■ **Given exercise**
Each entry below is to be transcribed exactly.

Figure record listings
-.-.-

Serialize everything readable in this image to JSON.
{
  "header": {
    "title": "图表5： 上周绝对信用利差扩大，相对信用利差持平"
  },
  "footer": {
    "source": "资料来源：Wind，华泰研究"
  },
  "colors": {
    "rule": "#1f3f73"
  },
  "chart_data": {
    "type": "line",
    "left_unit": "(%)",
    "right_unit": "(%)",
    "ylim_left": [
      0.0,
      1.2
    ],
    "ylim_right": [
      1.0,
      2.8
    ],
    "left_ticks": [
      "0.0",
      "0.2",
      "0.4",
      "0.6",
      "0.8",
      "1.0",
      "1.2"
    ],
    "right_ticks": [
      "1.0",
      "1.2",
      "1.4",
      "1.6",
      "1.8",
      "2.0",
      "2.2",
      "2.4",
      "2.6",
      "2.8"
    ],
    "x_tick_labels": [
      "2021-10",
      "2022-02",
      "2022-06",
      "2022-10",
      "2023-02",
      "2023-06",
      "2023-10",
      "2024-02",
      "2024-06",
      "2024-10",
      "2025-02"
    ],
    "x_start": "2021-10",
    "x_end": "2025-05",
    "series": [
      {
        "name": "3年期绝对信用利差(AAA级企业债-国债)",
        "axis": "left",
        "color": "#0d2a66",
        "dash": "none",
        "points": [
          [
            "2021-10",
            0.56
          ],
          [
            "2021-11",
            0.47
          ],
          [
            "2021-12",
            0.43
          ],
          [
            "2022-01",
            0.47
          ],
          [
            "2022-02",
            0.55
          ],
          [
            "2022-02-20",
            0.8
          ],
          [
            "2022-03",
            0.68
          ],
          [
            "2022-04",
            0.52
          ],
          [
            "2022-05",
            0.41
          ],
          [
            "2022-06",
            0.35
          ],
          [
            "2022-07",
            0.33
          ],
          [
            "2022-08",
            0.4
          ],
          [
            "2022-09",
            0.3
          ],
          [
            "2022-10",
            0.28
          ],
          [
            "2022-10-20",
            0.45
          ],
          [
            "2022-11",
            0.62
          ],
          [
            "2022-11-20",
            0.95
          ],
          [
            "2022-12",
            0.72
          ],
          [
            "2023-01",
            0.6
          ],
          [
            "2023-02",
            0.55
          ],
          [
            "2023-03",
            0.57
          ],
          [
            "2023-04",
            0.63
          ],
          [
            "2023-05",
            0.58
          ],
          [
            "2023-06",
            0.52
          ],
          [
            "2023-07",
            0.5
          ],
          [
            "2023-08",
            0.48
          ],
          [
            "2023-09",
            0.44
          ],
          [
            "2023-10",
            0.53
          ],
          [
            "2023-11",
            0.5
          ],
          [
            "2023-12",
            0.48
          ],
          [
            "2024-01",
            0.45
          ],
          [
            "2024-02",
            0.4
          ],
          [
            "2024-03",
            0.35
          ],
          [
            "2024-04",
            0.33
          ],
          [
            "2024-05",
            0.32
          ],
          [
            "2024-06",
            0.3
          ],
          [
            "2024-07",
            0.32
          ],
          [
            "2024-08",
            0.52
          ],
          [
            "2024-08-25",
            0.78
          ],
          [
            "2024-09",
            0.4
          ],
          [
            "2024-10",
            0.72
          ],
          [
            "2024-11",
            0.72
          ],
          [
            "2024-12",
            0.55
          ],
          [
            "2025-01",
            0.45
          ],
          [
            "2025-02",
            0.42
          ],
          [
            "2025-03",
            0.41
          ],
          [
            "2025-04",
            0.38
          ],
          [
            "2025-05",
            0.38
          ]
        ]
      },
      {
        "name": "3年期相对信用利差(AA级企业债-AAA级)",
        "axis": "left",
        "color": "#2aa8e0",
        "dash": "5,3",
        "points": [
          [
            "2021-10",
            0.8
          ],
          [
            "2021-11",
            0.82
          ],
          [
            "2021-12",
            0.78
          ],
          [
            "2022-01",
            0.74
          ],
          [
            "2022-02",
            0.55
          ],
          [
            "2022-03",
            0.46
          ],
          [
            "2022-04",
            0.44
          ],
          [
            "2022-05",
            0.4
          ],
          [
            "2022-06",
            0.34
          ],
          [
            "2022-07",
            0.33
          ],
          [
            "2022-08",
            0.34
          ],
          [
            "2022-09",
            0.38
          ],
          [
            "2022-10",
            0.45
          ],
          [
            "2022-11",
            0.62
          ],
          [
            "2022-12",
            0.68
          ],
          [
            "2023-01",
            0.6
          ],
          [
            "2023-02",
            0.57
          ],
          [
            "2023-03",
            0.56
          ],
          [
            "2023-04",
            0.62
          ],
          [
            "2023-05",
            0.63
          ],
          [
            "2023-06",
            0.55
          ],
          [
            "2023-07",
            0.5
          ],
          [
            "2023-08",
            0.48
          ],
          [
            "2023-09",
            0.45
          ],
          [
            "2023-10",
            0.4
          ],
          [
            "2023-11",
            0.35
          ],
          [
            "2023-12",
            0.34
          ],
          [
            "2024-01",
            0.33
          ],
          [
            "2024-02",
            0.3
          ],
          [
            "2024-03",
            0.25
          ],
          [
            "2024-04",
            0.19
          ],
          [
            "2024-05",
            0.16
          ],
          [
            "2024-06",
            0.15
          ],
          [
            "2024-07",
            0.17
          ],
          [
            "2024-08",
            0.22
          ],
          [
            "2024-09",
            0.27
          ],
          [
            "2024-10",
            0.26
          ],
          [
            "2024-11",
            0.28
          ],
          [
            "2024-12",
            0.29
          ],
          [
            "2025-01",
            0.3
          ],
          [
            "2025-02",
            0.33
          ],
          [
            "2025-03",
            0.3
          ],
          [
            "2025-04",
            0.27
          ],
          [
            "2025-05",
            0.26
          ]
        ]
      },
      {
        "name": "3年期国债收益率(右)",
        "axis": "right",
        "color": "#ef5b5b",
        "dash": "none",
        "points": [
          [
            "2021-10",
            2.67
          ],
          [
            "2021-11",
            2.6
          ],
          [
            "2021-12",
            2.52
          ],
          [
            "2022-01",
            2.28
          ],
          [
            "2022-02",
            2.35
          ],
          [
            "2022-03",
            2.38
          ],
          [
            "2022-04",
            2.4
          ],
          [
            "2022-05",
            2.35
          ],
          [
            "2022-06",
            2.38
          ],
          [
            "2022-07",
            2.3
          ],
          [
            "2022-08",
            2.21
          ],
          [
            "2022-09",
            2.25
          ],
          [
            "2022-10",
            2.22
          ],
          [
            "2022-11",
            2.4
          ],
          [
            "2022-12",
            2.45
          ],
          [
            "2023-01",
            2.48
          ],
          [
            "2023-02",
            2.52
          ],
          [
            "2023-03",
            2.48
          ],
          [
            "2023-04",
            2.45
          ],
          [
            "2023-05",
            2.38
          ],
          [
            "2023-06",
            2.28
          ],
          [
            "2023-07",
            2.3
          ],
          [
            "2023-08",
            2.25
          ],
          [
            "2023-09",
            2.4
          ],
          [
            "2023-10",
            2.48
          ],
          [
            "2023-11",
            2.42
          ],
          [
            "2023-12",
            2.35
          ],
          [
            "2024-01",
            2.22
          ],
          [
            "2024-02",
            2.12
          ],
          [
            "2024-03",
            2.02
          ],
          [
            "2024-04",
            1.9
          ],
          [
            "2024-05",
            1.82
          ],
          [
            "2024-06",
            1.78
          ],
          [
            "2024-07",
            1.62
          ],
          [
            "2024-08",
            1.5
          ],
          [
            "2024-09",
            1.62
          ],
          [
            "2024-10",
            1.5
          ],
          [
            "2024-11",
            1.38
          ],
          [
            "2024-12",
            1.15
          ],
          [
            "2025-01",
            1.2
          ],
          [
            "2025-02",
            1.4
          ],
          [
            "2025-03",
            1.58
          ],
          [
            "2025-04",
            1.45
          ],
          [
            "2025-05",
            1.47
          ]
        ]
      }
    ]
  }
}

-.-.-

■ **The result**
Serialize everything readable in this image to JSON.
{
  "header": {
    "title": "图表5： 上周绝对信用利差扩大，相对信用利差持平"
  },
  "footer": {
    "source": "资料来源：Wind，华泰研究"
  },
  "colors": {
    "rule": "#1f3f73"
  },
  "chart_data": {
    "type": "line",
    "left_unit": "(%)",
    "right_unit": "(%)",
    "ylim_left": [
      0.0,
      1.2
    ],
    "ylim_right": [
      1.0,
      2.8
    ],
    "left_ticks": [
      "0.0",
      "0.2",
      "0.4",
      "0.6",
      "0.8",
      "1.0",
      "1.2"
    ],
    "right_ticks": [
      "1.0",
      "1.2",
      "1.4",
      "1.6",
      "1.8",
      "2.0",
      "2.2",
      "2.4",
      "2.6",
      "2.8"
    ],
    "x_tick_labels": [
      "2021-10",
      "2022-02",
      "2022-06",
      "2022-10",
      "2023-02",
      "2023-06",
      "2023-10",
      "2024-02",
      "2024-06",
      "2024-10",
      "2025-02"
    ],
    "x_start": "2021-10",
    "x_end": "2025-05",
    "series": [
      {
        "name": "3年期绝对信用利差(AAA级企业债-国债)",
        "axis": "left",
        "color": "#0d2a66",
        "dash": "none",
        "points": [
          [
            "2021-10",
            0.56
          ],
          [
            "2021-11",
            0.47
          ],
          [
            "2021-12",
            0.43
          ],
          [
            "2022-01",
            0.47
          ],
          [
            "2022-02",
            0.55
          ],
          [
            "2022-02-20",
            0.8
          ],
          [
            "2022-03",
            0.68
          ],
          [
            "2022-04",
            0.52
          ],
          [
            "2022-05",
            0.41
          ],
          [
            "2022-06",
            0.35
          ],
          [
            "2022-07",
            0.33
          ],
          [
            "2022-08",
            0.4
          ],
          [
            "2022-09",
            0.3
          ],
          [
            "2022-10",
            0.28
          ],
          [
            "2022-10-20",
            0.45
          ],
          [
            "2022-11",
            0.62
          ],
          [
            "2022-11-20",
            0.95
          ],
          [
            "2022-12",
            0.72
          ],
          [
            "2023-01",
            0.6
          ],
          [
            "2023-02",
            0.55
          ],
          [
            "2023-03",
            0.57
          ],
          [
            "2023-04",
            0.63
          ],
          [
            "2023-05",
            0.58
          ],
          [
            "2023-06",
            0.52
          ],
          [
            "2023-07",
            0.5
          ],
          [
            "2023-08",
            0.48
          ],
          [
            "2023-09",
            0.44
          ],
          [
            "2023-10",
            0.53
          ],
          [
            "2023-11",
            0.5
          ],
          [
            "2023-12",
            0.48
          ],
          [
            "2024-01",
            0.45
          ],
          [
            "2024-02",
            0.4
          ],
          [
            "2024-03",
            0.35
          ],
          [
            "2024-04",
            0.33
          ],
          [
            "2024-05",
            0.32
          ],
          [
            "2024-06",
            0.3
          ],
          [
            "2024-07",
            0.32
          ],
          [
            "2024-08",
            0.52
          ],
          [
            "2024-08-25",
            0.78
          ],
          [
            "2024-09",
            0.4
          ],
          [
            "2024-10",
            0.72
          ],
          [
            "2024-11",
            0.72
          ],
          [
            "2024-12",
            0.55
          ],
          [
            "2025-01",
            0.45
          ],
          [
            "2025-02",
            0.42
          ],
          [
            "2025-03",
            0.41
          ],
          [
            "2025-04",
            0.38
          ],
          [
            "2025-05",
            0.38
          ]
        ]
      },
      {
        "name": "3年期相对信用利差(AA级企业债-AAA级)",
        "axis": "left",
        "color": "#2aa8e0",
        "dash": "5,3",
        "points": [
          [
            "2021-10",
            0.8
          ],
          [
            "2021-11",
            0.82
          ],
          [
            "2021-12",
            0.78
          ],
          [
            "2022-01",
            0.74
          ],
          [
            "2022-02",
            0.55
          ],
          [
            "2022-03",
            0.46
          ],
          [
            "2022-04",
            0.44
          ],
          [
            "2022-05",
            0.4
          ],
          [
            "2022-06",
            0.34
          ],
          [
            "2022-07",
            0.33
          ],
          [
            "2022-08",
            0.34
          ],
          [
            "2022-09",
            0.38
          ],
          [
            "2022-10",
            0.45
          ],
          [
            "2022-11",
            0.62
          ],
          [
            "2022-12",
            0.68
          ],
          [
            "2023-01",
            0.6
          ],
          [
            "2023-02",
            0.57
          ],
          [
            "2023-03",
            0.56
          ],
          [
            "2023-04",
            0.62
          ],
          [
            "2023-05",
            0.63
          ],
          [
            "2023-06",
            0.55
          ],
          [
            "2023-07",
            0.5
          ],
          [
            "2023-08",
            0.48
          ],
          [
            "2023-09",
            0.45
          ],
          [
            "2023-10",
            0.4
          ],
          [
            "2023-11",
            0.35
          ],
          [
            "2023-12",
            0.34
          ],
          [
            "2024-01",
            0.33
          ],
          [
            "2024-02",
            0.3
          ],
          [
            "2024-03",
            0.25
          ],
          [
            "2024-04",
            0.19
          ],
          [
            "2024-05",
            0.16
          ],
          [
            "2024-06",
            0.15
          ],
          [
            "2024-07",
            0.17
          ],
          [
            "2024-08",
            0.22
          ],
          [
            "2024-09",
            0.27
          ],
          [
            "2024-10",
            0.26
          ],
          [
            "2024-11",
            0.28
          ],
          [
            "2024-12",
            0.29
          ],
          [
            "2025-01",
            0.3
          ],
          [
            "2025-02",
            0.33
          ],
          [
            "2025-03",
            0.3
          ],
          [
            "2025-04",
            0.27
          ],
          [
            "2025-05",
            0.26
          ]
        ]
      },
      {
        "name": "3年期国债收益率(右)",
        "axis": "right",
        "color": "#ef5b5b",
        "dash": "none",
        "points": [
          [
            "2021-10",
            2.67
          ],
          [
            "2021-11",
            2.6
          ],
          [
            "2021-12",
            2.52
          ],
          [
            "2022-01",
            2.28
          ],
          [
            "2022-02",
            2.35
          ],
          [
            "2022-03",
            2.38
          ],
          [
            "2022-04",
            2.4
          ],
          [
            "2022-05",
            2.35
          ],
          [
            "2022-06",
            2.38
          ],
          [
            "2022-07",
            2.3
          ],
          [
            "2022-08",
            2.21
          ],
          [
            "2022-09",
            2.25
          ],
          [
            "2022-10",
            2.22
          ],
          [
            "2022-11",
            2.4
          ],
          [
            "2022-12",
            2.45
          ],
          [
            "2023-01",
            2.48
          ],
          [
            "2023-02",
            2.52
          ],
          [
            "2023-03",
            2.48
          ],
          [
            "2023-04",
            2.45
          ],
          [
            "2023-05",
            2.38
          ],
          [
            "2023-06",
            2.28
          ],
          [
            "2023-07",
            2.3
          ],
          [
            "2023-08",
            2.25
          ],
          [
            "2023-09",
            2.4
          ],
          [
            "2023-10",
            2.48
          ],
          [
            "2023-11",
            2.42
          ],
          [
            "2023-12",
            2.35
          ],
          [
            "2024-01",
            2.22
          ],
          [
            "2024-02",
            2.12
          ],
          [
            "2024-03",
            2.02
          ],
          [
            "2024-04",
            1.9
          ],
          [
            "2024-05",
            1.82
          ],
          [
            "2024-06",
            1.78
          ],
          [
            "2024-07",
            1.62
          ],
          [
            "2024-08",
            1.5
          ],
          [
            "2024-09",
            1.62
          ],
          [
            "2024-10",
            1.5
          ],
          [
            "2024-11",
            1.38
          ],
          [
            "2024-12",
            1.15
          ],
          [
            "2025-01",
            1.2
          ],
          [
            "2025-02",
            1.4
          ],
          [
            "2025-03",
            1.58
          ],
          [
            "2025-04",
            1.45
          ],
          [
            "2025-05",
            1.47
          ]
        ]
      }
    ]
  }
}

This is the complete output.